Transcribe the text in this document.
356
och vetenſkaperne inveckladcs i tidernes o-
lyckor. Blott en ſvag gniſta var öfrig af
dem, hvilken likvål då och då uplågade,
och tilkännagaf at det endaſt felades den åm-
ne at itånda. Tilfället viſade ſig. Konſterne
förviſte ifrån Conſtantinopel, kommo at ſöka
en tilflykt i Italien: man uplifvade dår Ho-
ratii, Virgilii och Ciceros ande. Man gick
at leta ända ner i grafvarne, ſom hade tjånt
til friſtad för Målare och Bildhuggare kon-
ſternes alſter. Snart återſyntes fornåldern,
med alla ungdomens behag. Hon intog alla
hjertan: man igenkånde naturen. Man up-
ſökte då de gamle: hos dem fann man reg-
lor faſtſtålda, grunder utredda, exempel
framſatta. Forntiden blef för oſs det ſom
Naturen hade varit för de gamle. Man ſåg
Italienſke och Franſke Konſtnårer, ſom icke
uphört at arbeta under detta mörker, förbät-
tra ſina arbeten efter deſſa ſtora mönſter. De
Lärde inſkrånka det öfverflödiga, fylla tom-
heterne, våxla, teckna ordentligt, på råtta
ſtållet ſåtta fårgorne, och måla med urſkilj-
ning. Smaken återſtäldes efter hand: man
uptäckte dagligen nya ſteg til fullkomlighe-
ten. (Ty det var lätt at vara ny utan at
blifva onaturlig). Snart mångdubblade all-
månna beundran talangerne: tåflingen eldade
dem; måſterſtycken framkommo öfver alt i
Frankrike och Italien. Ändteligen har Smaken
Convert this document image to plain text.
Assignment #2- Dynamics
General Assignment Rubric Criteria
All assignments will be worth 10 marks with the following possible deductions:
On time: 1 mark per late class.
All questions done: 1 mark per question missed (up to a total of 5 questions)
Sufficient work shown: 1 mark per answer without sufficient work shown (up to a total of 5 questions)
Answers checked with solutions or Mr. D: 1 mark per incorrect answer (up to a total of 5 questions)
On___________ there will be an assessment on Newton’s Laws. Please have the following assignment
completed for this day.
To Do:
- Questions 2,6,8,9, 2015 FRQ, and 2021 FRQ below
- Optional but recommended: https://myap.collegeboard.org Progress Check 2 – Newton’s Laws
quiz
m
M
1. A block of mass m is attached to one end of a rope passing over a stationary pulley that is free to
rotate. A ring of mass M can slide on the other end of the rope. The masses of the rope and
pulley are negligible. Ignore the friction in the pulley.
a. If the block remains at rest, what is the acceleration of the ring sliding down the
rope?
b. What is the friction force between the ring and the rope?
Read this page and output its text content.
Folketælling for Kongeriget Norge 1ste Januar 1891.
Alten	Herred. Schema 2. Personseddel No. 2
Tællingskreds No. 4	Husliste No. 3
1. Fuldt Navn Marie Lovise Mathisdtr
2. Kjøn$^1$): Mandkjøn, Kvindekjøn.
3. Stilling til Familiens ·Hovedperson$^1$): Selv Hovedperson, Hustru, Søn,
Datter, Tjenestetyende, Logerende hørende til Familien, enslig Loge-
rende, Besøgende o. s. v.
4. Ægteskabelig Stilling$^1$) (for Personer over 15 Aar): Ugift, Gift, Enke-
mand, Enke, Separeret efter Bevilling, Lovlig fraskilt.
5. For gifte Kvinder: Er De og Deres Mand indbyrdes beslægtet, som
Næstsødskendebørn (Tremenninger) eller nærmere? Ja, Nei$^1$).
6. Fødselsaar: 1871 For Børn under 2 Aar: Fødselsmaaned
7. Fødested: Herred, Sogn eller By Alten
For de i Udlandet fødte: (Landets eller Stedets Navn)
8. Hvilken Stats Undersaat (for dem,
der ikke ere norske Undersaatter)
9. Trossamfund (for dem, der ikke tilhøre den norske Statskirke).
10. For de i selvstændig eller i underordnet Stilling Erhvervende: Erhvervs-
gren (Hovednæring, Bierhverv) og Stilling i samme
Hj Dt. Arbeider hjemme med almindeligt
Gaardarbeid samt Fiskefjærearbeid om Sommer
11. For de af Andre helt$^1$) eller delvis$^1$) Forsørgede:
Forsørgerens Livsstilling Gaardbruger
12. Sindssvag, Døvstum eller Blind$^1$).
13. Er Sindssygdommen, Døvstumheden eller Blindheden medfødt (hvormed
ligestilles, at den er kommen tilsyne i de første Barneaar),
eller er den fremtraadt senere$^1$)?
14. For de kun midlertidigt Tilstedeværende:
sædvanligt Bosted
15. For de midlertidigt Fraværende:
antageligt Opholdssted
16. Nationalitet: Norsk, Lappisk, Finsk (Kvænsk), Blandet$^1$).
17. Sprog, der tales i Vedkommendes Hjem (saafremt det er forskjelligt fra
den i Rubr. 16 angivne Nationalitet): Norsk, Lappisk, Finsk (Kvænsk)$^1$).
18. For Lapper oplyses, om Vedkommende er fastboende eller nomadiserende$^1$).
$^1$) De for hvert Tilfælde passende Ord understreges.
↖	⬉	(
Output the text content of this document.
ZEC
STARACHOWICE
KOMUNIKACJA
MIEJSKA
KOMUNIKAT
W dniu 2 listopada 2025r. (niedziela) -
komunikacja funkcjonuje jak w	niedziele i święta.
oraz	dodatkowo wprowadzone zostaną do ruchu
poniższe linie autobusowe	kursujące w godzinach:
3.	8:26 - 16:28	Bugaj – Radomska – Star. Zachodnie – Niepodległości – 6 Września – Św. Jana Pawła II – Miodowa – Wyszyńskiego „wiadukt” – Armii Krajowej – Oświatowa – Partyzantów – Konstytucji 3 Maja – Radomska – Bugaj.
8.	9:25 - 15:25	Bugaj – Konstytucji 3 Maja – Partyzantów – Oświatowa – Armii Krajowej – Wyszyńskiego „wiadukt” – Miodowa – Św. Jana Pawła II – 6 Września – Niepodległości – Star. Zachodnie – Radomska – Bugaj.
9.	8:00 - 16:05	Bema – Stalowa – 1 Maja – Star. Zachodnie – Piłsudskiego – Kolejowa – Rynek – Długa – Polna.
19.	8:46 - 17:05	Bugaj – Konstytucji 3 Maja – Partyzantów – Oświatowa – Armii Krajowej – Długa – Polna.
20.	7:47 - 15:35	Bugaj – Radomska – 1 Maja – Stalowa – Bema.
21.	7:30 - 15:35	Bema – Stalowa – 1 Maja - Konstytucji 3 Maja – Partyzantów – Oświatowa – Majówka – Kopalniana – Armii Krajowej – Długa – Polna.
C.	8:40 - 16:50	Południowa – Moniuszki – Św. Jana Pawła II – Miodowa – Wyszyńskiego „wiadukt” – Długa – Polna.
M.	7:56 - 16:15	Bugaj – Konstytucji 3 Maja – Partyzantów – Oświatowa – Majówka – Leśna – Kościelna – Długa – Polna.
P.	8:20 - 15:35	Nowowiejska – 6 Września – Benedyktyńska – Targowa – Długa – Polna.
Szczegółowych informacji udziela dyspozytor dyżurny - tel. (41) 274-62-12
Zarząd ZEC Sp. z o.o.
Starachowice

» Direction
How many of the lines above contain the string "over"? Give the number only.

» Reply
2